> **WHAT THIS TASK INVOLVES**
Repeat what the lines below say, word for word, and skip every image.

(Figure record extracts)
------------------------

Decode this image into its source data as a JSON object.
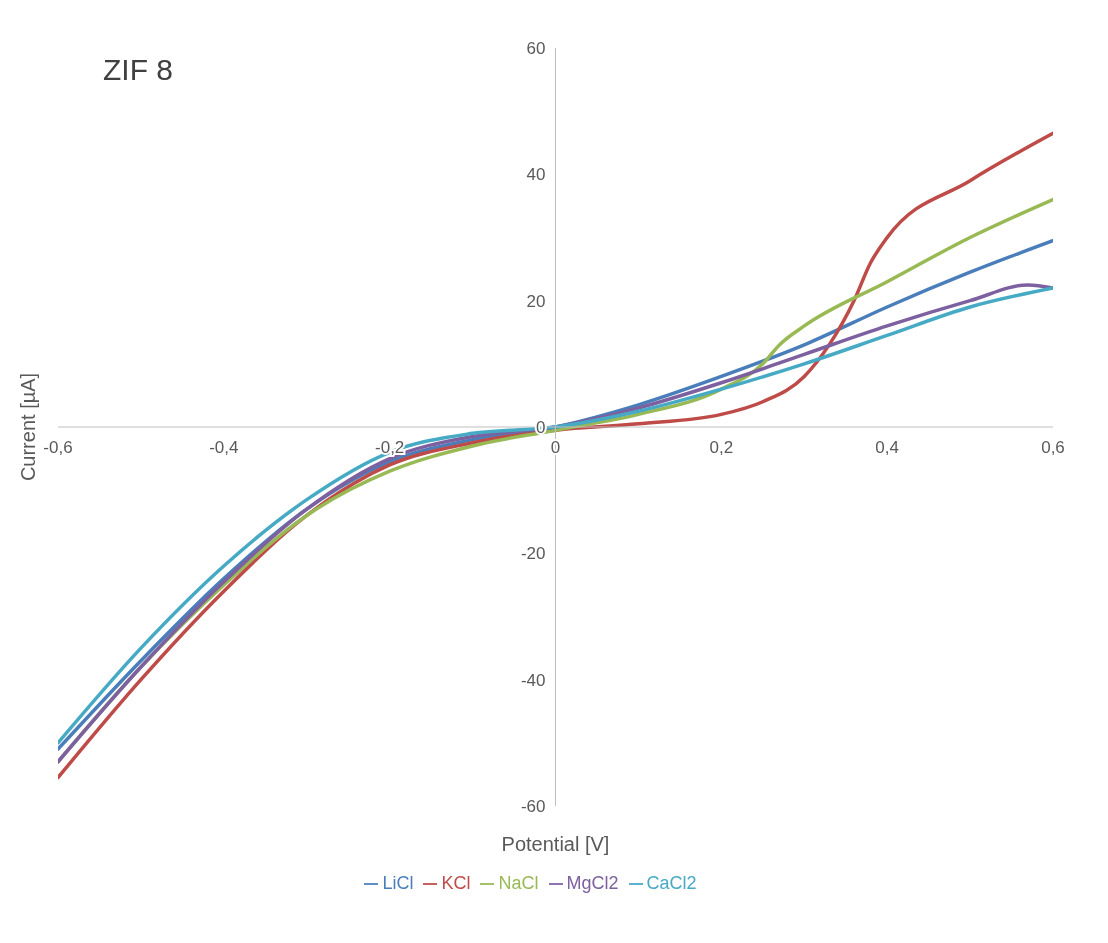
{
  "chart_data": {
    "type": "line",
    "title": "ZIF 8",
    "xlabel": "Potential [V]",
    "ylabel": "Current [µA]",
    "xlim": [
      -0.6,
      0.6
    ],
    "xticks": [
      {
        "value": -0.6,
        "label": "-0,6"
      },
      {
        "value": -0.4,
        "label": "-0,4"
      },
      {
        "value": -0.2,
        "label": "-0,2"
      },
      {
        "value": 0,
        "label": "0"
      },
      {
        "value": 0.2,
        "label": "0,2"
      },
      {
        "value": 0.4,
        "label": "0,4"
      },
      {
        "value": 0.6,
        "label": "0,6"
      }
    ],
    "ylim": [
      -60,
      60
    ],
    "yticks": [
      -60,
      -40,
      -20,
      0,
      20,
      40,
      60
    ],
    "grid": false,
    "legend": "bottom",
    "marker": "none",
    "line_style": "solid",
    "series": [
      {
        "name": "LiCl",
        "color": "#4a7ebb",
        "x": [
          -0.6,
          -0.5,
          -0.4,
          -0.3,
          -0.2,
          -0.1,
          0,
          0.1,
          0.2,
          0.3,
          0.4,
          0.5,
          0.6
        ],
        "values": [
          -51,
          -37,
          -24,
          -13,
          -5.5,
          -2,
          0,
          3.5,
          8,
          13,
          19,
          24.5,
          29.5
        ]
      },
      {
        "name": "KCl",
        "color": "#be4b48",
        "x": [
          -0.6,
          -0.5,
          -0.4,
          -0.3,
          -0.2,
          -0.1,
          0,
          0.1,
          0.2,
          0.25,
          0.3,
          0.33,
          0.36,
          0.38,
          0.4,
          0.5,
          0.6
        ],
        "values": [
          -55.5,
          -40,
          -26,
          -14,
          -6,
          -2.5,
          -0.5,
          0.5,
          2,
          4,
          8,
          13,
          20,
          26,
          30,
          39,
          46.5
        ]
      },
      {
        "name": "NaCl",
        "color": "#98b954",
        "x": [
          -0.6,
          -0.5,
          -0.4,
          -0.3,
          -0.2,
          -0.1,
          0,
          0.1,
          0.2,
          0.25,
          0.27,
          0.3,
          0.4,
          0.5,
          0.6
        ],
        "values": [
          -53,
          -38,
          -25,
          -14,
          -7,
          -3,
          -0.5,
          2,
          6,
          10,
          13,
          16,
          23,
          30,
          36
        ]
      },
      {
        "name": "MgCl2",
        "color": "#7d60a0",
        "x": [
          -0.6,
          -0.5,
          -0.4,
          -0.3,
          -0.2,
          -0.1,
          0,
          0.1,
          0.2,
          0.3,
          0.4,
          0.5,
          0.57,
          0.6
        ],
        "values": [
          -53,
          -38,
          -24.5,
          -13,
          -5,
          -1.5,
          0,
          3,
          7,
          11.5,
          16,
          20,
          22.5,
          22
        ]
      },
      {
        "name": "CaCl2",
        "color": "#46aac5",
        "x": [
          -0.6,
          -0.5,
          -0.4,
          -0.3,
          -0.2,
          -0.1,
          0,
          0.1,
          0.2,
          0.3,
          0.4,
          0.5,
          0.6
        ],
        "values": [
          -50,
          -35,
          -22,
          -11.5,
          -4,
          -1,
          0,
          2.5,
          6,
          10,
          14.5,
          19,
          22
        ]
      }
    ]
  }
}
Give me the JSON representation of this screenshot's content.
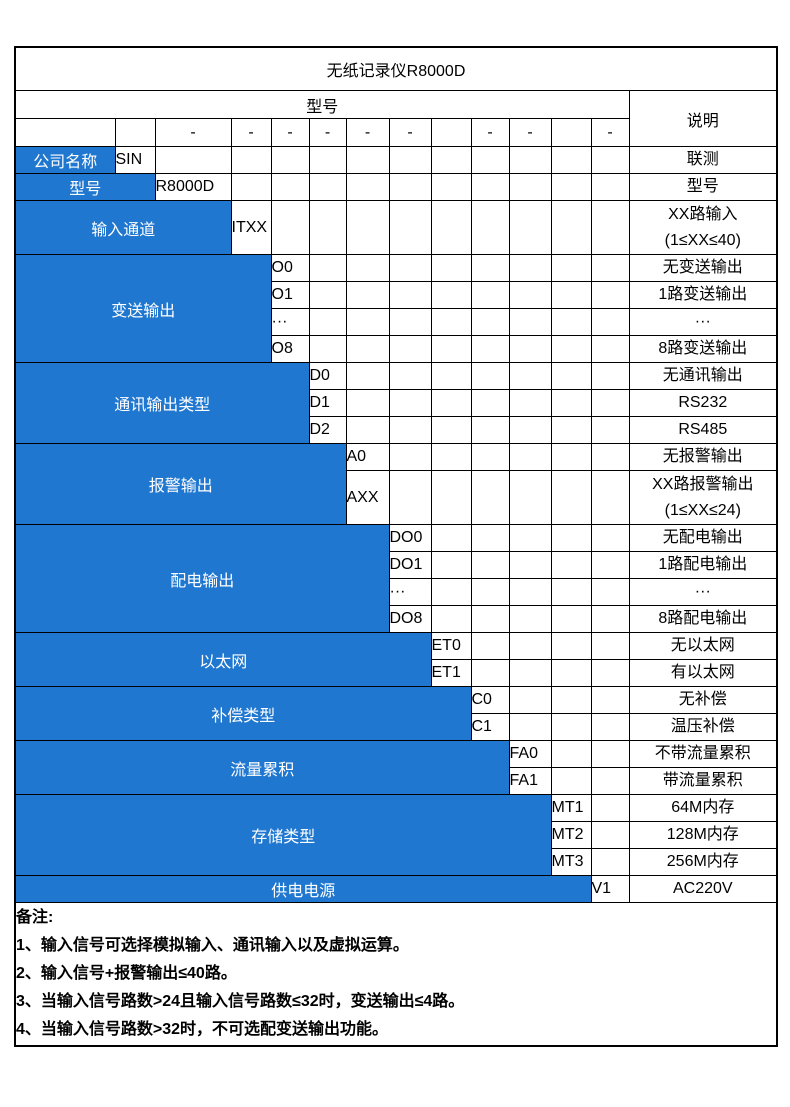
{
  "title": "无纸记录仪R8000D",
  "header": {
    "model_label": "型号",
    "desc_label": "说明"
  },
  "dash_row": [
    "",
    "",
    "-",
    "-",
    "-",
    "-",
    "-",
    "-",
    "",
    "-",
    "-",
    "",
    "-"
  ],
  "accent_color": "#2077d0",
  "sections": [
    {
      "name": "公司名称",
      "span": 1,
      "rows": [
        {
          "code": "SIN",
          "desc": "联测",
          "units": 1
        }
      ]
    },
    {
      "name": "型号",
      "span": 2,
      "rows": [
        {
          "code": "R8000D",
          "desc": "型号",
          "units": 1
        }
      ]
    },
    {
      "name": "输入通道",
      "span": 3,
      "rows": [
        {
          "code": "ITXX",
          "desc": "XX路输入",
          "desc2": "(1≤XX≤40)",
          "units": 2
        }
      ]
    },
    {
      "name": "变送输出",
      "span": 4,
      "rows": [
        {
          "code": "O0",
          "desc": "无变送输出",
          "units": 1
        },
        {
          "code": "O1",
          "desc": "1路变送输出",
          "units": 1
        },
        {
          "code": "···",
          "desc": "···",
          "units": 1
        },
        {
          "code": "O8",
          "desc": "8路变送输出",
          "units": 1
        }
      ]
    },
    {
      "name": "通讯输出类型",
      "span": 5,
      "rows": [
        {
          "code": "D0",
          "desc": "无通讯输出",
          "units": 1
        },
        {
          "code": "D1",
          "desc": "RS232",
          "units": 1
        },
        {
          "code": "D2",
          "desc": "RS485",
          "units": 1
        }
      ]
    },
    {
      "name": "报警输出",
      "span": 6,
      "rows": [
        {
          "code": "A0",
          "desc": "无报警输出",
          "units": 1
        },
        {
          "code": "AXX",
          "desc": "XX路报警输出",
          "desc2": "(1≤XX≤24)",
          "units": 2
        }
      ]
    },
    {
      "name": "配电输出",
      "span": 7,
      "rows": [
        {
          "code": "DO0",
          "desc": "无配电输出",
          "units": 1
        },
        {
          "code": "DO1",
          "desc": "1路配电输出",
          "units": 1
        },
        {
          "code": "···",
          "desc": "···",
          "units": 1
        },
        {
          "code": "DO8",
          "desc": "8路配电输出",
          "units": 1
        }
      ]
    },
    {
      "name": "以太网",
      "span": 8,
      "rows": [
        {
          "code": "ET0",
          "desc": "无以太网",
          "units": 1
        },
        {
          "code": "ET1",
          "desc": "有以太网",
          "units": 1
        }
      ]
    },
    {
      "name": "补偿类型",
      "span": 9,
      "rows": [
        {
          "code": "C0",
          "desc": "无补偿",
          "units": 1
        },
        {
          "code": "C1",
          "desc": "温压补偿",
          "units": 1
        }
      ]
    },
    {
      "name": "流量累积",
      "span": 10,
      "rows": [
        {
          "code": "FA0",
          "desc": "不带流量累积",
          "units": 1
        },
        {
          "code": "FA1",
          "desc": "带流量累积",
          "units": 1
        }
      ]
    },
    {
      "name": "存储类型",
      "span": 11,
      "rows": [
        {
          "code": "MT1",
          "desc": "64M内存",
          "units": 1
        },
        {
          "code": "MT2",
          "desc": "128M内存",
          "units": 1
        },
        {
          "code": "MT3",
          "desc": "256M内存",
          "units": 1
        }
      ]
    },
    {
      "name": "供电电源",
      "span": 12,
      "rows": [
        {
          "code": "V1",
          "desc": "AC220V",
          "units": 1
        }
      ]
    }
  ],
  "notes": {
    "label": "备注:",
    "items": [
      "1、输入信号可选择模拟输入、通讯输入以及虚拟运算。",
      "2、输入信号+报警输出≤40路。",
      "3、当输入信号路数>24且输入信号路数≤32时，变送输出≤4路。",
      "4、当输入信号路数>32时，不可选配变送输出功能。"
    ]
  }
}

------------------------

> **RESPONSE TO THE TASK**
Decode this image into its source data as a JSON object.
{
  "chart_data": {
    "type": "line",
    "title": "ZIF 8",
    "xlabel": "Potential [V]",
    "ylabel": "Current [µA]",
    "xlim": [
      -0.6,
      0.6
    ],
    "xticks": [
      {
        "value": -0.6,
        "label": "-0,6"
      },
      {
        "value": -0.4,
        "label": "-0,4"
      },
      {
        "value": -0.2,
        "label": "-0,2"
      },
      {
        "value": 0,
        "label": "0"
      },
      {
        "value": 0.2,
        "label": "0,2"
      },
      {
        "value": 0.4,
        "label": "0,4"
      },
      {
        "value": 0.6,
        "label": "0,6"
      }
    ],
    "ylim": [
      -60,
      60
    ],
    "yticks": [
      -60,
      -40,
      -20,
      0,
      20,
      40,
      60
    ],
    "grid": false,
    "legend": "bottom",
    "marker": "none",
    "line_style": "solid",
    "series": [
      {
        "name": "LiCl",
        "color": "#4a7ebb",
        "x": [
          -0.6,
          -0.5,
          -0.4,
          -0.3,
          -0.2,
          -0.1,
          0,
          0.1,
          0.2,
          0.3,
          0.4,
          0.5,
          0.6
        ],
        "values": [
          -51,
          -37,
          -24,
          -13,
          -5.5,
          -2,
          0,
          3.5,
          8,
          13,
          19,
          24.5,
          29.5
        ]
      },
      {
        "name": "KCl",
        "color": "#be4b48",
        "x": [
          -0.6,
          -0.5,
          -0.4,
          -0.3,
          -0.2,
          -0.1,
          0,
          0.1,
          0.2,
          0.25,
          0.3,
          0.33,
          0.36,
          0.38,
          0.4,
          0.5,
          0.6
        ],
        "values": [
          -55.5,
          -40,
          -26,
          -14,
          -6,
          -2.5,
          -0.5,
          0.5,
          2,
          4,
          8,
          13,
          20,
          26,
          30,
          39,
          46.5
        ]
      },
      {
        "name": "NaCl",
        "color": "#98b954",
        "x": [
          -0.6,
          -0.5,
          -0.4,
          -0.3,
          -0.2,
          -0.1,
          0,
          0.1,
          0.2,
          0.25,
          0.27,
          0.3,
          0.4,
          0.5,
          0.6
        ],
        "values": [
          -53,
          -38,
          -25,
          -14,
          -7,
          -3,
          -0.5,
          2,
          6,
          10,
          13,
          16,
          23,
          30,
          36
        ]
      },
      {
        "name": "MgCl2",
        "color": "#7d60a0",
        "x": [
          -0.6,
          -0.5,
          -0.4,
          -0.3,
          -0.2,
          -0.1,
          0,
          0.1,
          0.2,
          0.3,
          0.4,
          0.5,
          0.57,
          0.6
        ],
        "values": [
          -53,
          -38,
          -24.5,
          -13,
          -5,
          -1.5,
          0,
          3,
          7,
          11.5,
          16,
          20,
          22.5,
          22
        ]
      },
      {
        "name": "CaCl2",
        "color": "#46aac5",
        "x": [
          -0.6,
          -0.5,
          -0.4,
          -0.3,
          -0.2,
          -0.1,
          0,
          0.1,
          0.2,
          0.3,
          0.4,
          0.5,
          0.6
        ],
        "values": [
          -50,
          -35,
          -22,
          -11.5,
          -4,
          -1,
          0,
          2.5,
          6,
          10,
          14.5,
          19,
          22
        ]
      }
    ]
  }
}
Give me the JSON representation of this screenshot's content.
{
  "title": "无纸记录仪R8000D",
  "header": {
    "model_label": "型号",
    "desc_label": "说明"
  },
  "dash_row": [
    "",
    "",
    "-",
    "-",
    "-",
    "-",
    "-",
    "-",
    "",
    "-",
    "-",
    "",
    "-"
  ],
  "accent_color": "#2077d0",
  "sections": [
    {
      "name": "公司名称",
      "span": 1,
      "rows": [
        {
          "code": "SIN",
          "desc": "联测",
          "units": 1
        }
      ]
    },
    {
      "name": "型号",
      "span": 2,
      "rows": [
        {
          "code": "R8000D",
          "desc": "型号",
          "units": 1
        }
      ]
    },
    {
      "name": "输入通道",
      "span": 3,
      "rows": [
        {
          "code": "ITXX",
          "desc": "XX路输入",
          "desc2": "(1≤XX≤40)",
          "units": 2
        }
      ]
    },
    {
      "name": "变送输出",
      "span": 4,
      "rows": [
        {
          "code": "O0",
          "desc": "无变送输出",
          "units": 1
        },
        {
          "code": "O1",
          "desc": "1路变送输出",
          "units": 1
        },
        {
          "code": "···",
          "desc": "···",
          "units": 1
        },
        {
          "code": "O8",
          "desc": "8路变送输出",
          "units": 1
        }
      ]
    },
    {
      "name": "通讯输出类型",
      "span": 5,
      "rows": [
        {
          "code": "D0",
          "desc": "无通讯输出",
          "units": 1
        },
        {
          "code": "D1",
          "desc": "RS232",
          "units": 1
        },
        {
          "code": "D2",
          "desc": "RS485",
          "units": 1
        }
      ]
    },
    {
      "name": "报警输出",
      "span": 6,
      "rows": [
        {
          "code": "A0",
          "desc": "无报警输出",
          "units": 1
        },
        {
          "code": "AXX",
          "desc": "XX路报警输出",
          "desc2": "(1≤XX≤24)",
          "units": 2
        }
      ]
    },
    {
      "name": "配电输出",
      "span": 7,
      "rows": [
        {
          "code": "DO0",
          "desc": "无配电输出",
          "units": 1
        },
        {
          "code": "DO1",
          "desc": "1路配电输出",
          "units": 1
        },
        {
          "code": "···",
          "desc": "···",
          "units": 1
        },
        {
          "code": "DO8",
          "desc": "8路配电输出",
          "units": 1
        }
      ]
    },
    {
      "name": "以太网",
      "span": 8,
      "rows": [
        {
          "code": "ET0",
          "desc": "无以太网",
          "units": 1
        },
        {
          "code": "ET1",
          "desc": "有以太网",
          "units": 1
        }
      ]
    },
    {
      "name": "补偿类型",
      "span": 9,
      "rows": [
        {
          "code": "C0",
          "desc": "无补偿",
          "units": 1
        },
        {
          "code": "C1",
          "desc": "温压补偿",
          "units": 1
        }
      ]
    },
    {
      "name": "流量累积",
      "span": 10,
      "rows": [
        {
          "code": "FA0",
          "desc": "不带流量累积",
          "units": 1
        },
        {
          "code": "FA1",
          "desc": "带流量累积",
          "units": 1
        }
      ]
    },
    {
      "name": "存储类型",
      "span": 11,
      "rows": [
        {
          "code": "MT1",
          "desc": "64M内存",
          "units": 1
        },
        {
          "code": "MT2",
          "desc": "128M内存",
          "units": 1
        },
        {
          "code": "MT3",
          "desc": "256M内存",
          "units": 1
        }
      ]
    },
    {
      "name": "供电电源",
      "span": 12,
      "rows": [
        {
          "code": "V1",
          "desc": "AC220V",
          "units": 1
        }
      ]
    }
  ],
  "notes": {
    "label": "备注:",
    "items": [
      "1、输入信号可选择模拟输入、通讯输入以及虚拟运算。",
      "2、输入信号+报警输出≤40路。",
      "3、当输入信号路数>24且输入信号路数≤32时，变送输出≤4路。",
      "4、当输入信号路数>32时，不可选配变送输出功能。"
    ]
  }
}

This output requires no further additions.